[Start of EXTRACTED ENTRIES]
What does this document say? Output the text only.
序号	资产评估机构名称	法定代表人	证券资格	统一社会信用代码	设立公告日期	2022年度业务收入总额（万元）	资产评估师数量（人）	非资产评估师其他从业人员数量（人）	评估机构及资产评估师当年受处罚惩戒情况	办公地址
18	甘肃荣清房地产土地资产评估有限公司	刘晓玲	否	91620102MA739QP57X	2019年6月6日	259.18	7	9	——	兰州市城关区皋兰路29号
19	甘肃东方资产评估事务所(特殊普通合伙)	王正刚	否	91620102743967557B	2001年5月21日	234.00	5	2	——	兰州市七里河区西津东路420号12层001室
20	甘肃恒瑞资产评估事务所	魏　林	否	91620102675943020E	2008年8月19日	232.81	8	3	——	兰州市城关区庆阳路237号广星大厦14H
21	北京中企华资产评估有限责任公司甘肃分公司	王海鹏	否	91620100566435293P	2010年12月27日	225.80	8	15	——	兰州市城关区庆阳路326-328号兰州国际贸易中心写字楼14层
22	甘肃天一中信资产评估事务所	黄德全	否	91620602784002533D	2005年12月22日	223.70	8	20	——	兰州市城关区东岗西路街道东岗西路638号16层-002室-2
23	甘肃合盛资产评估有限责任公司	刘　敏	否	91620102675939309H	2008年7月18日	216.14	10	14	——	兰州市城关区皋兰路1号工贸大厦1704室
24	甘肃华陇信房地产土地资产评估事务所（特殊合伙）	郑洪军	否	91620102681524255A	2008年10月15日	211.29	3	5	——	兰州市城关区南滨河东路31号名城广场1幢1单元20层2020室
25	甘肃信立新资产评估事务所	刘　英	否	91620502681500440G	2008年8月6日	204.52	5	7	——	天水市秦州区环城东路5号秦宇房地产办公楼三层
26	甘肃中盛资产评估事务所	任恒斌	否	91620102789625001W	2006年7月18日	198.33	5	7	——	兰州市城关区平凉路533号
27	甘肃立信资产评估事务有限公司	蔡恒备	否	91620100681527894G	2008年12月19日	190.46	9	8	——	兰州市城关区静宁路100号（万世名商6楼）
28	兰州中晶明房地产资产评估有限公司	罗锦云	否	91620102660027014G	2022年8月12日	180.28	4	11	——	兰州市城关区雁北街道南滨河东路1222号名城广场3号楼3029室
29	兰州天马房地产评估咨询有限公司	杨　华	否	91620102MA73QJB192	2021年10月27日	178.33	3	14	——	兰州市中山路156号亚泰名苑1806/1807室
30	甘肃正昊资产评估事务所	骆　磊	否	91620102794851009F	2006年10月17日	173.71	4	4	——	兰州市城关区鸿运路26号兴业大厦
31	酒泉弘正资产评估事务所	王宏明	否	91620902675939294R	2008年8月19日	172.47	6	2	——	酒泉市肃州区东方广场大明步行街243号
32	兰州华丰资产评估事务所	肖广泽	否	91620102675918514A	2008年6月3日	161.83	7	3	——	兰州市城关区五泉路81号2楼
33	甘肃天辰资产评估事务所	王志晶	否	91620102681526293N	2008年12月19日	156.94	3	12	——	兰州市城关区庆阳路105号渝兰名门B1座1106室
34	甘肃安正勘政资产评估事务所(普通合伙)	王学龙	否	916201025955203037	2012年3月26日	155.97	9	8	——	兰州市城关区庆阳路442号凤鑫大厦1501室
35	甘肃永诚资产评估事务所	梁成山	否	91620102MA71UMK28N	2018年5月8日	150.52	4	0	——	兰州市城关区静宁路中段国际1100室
[End of EXTRACTED ENTRIES]
> YOUR OBJECTIVE
Nothing in the listing may be changed; retype it all exactly.

> FULL RESPONSE
What does this document say? Output the text only.
序号	资产评估机构名称	法定代表人	证券资格	统一社会信用代码	设立公告日期	2022年度业务收入总额（万元）	资产评估师数量（人）	非资产评估师其他从业人员数量（人）	评估机构及资产评估师当年受处罚惩戒情况	办公地址
18	甘肃荣清房地产土地资产评估有限公司	刘晓玲	否	91620102MA739QP57X	2019年6月6日	259.18	7	9	——	兰州市城关区皋兰路29号
19	甘肃东方资产评估事务所(特殊普通合伙)	王正刚	否	91620102743967557B	2001年5月21日	234.00	5	2	——	兰州市七里河区西津东路420号12层001室
20	甘肃恒瑞资产评估事务所	魏　林	否	91620102675943020E	2008年8月19日	232.81	8	3	——	兰州市城关区庆阳路237号广星大厦14H
21	北京中企华资产评估有限责任公司甘肃分公司	王海鹏	否	91620100566435293P	2010年12月27日	225.80	8	15	——	兰州市城关区庆阳路326-328号兰州国际贸易中心写字楼14层
22	甘肃天一中信资产评估事务所	黄德全	否	91620602784002533D	2005年12月22日	223.70	8	20	——	兰州市城关区东岗西路街道东岗西路638号16层-002室-2
23	甘肃合盛资产评估有限责任公司	刘　敏	否	91620102675939309H	2008年7月18日	216.14	10	14	——	兰州市城关区皋兰路1号工贸大厦1704室
24	甘肃华陇信房地产土地资产评估事务所（特殊合伙）	郑洪军	否	91620102681524255A	2008年10月15日	211.29	3	5	——	兰州市城关区南滨河东路31号名城广场1幢1单元20层2020室
25	甘肃信立新资产评估事务所	刘　英	否	91620502681500440G	2008年8月6日	204.52	5	7	——	天水市秦州区环城东路5号秦宇房地产办公楼三层
26	甘肃中盛资产评估事务所	任恒斌	否	91620102789625001W	2006年7月18日	198.33	5	7	——	兰州市城关区平凉路533号
27	甘肃立信资产评估事务有限公司	蔡恒备	否	91620100681527894G	2008年12月19日	190.46	9	8	——	兰州市城关区静宁路100号（万世名商6楼）
28	兰州中晶明房地产资产评估有限公司	罗锦云	否	91620102660027014G	2022年8月12日	180.28	4	11	——	兰州市城关区雁北街道南滨河东路1222号名城广场3号楼3029室
29	兰州天马房地产评估咨询有限公司	杨　华	否	91620102MA73QJB192	2021年10月27日	178.33	3	14	——	兰州市中山路156号亚泰名苑1806/1807室
30	甘肃正昊资产评估事务所	骆　磊	否	91620102794851009F	2006年10月17日	173.71	4	4	——	兰州市城关区鸿运路26号兴业大厦
31	酒泉弘正资产评估事务所	王宏明	否	91620902675939294R	2008年8月19日	172.47	6	2	——	酒泉市肃州区东方广场大明步行街243号
32	兰州华丰资产评估事务所	肖广泽	否	91620102675918514A	2008年6月3日	161.83	7	3	——	兰州市城关区五泉路81号2楼
33	甘肃天辰资产评估事务所	王志晶	否	91620102681526293N	2008年12月19日	156.94	3	12	——	兰州市城关区庆阳路105号渝兰名门B1座1106室
34	甘肃安正勘政资产评估事务所(普通合伙)	王学龙	否	916201025955203037	2012年3月26日	155.97	9	8	——	兰州市城关区庆阳路442号凤鑫大厦1501室
35	甘肃永诚资产评估事务所	梁成山	否	91620102MA71UMK28N	2018年5月8日	150.52	4	0	——	兰州市城关区静宁路中段国际1100室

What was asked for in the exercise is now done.